→ Exercise:
You are to retype all of the data exactly as it appears.

→ Provided material:
§ §

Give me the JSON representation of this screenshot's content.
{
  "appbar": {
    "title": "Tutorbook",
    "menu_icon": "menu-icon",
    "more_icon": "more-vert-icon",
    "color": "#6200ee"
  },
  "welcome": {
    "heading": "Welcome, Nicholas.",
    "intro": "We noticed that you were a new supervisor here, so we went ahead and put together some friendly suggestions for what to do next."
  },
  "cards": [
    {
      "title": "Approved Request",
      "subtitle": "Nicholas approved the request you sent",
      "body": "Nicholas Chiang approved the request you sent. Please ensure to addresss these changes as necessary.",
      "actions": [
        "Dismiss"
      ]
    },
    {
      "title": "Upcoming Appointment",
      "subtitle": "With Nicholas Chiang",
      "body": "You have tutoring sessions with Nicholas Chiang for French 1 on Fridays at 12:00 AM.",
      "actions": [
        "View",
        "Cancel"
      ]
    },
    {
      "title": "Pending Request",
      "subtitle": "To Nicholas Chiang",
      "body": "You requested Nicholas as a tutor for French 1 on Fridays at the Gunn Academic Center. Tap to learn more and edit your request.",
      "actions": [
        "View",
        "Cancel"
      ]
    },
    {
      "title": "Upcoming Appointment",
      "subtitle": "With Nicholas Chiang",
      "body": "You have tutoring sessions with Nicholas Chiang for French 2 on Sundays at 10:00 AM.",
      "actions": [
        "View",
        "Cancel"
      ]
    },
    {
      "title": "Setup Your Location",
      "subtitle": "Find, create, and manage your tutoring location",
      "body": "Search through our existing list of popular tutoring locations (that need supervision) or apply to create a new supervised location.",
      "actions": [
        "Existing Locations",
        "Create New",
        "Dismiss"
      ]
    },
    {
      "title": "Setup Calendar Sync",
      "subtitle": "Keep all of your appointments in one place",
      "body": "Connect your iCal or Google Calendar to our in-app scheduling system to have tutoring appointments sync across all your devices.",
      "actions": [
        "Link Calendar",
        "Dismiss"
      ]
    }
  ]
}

§ §

→ Result for this exercise:
Give me the JSON representation of this screenshot's content.
{
  "appbar": {
    "title": "Tutorbook",
    "menu_icon": "menu-icon",
    "more_icon": "more-vert-icon",
    "color": "#6200ee"
  },
  "welcome": {
    "heading": "Welcome, Nicholas.",
    "intro": "We noticed that you were a new supervisor here, so we went ahead and put together some friendly suggestions for what to do next."
  },
  "cards": [
    {
      "title": "Approved Request",
      "subtitle": "Nicholas approved the request you sent",
      "body": "Nicholas Chiang approved the request you sent. Please ensure to addresss these changes as necessary.",
      "actions": [
        "Dismiss"
      ]
    },
    {
      "title": "Upcoming Appointment",
      "subtitle": "With Nicholas Chiang",
      "body": "You have tutoring sessions with Nicholas Chiang for French 1 on Fridays at 12:00 AM.",
      "actions": [
        "View",
        "Cancel"
      ]
    },
    {
      "title": "Pending Request",
      "subtitle": "To Nicholas Chiang",
      "body": "You requested Nicholas as a tutor for French 1 on Fridays at the Gunn Academic Center. Tap to learn more and edit your request.",
      "actions": [
        "View",
        "Cancel"
      ]
    },
    {
      "title": "Upcoming Appointment",
      "subtitle": "With Nicholas Chiang",
      "body": "You have tutoring sessions with Nicholas Chiang for French 2 on Sundays at 10:00 AM.",
      "actions": [
        "View",
        "Cancel"
      ]
    },
    {
      "title": "Setup Your Location",
      "subtitle": "Find, create, and manage your tutoring location",
      "body": "Search through our existing list of popular tutoring locations (that need supervision) or apply to create a new supervised location.",
      "actions": [
        "Existing Locations",
        "Create New",
        "Dismiss"
      ]
    },
    {
      "title": "Setup Calendar Sync",
      "subtitle": "Keep all of your appointments in one place",
      "body": "Connect your iCal or Google Calendar to our in-app scheduling system to have tutoring appointments sync across all your devices.",
      "actions": [
        "Link Calendar",
        "Dismiss"
      ]
    }
  ]
}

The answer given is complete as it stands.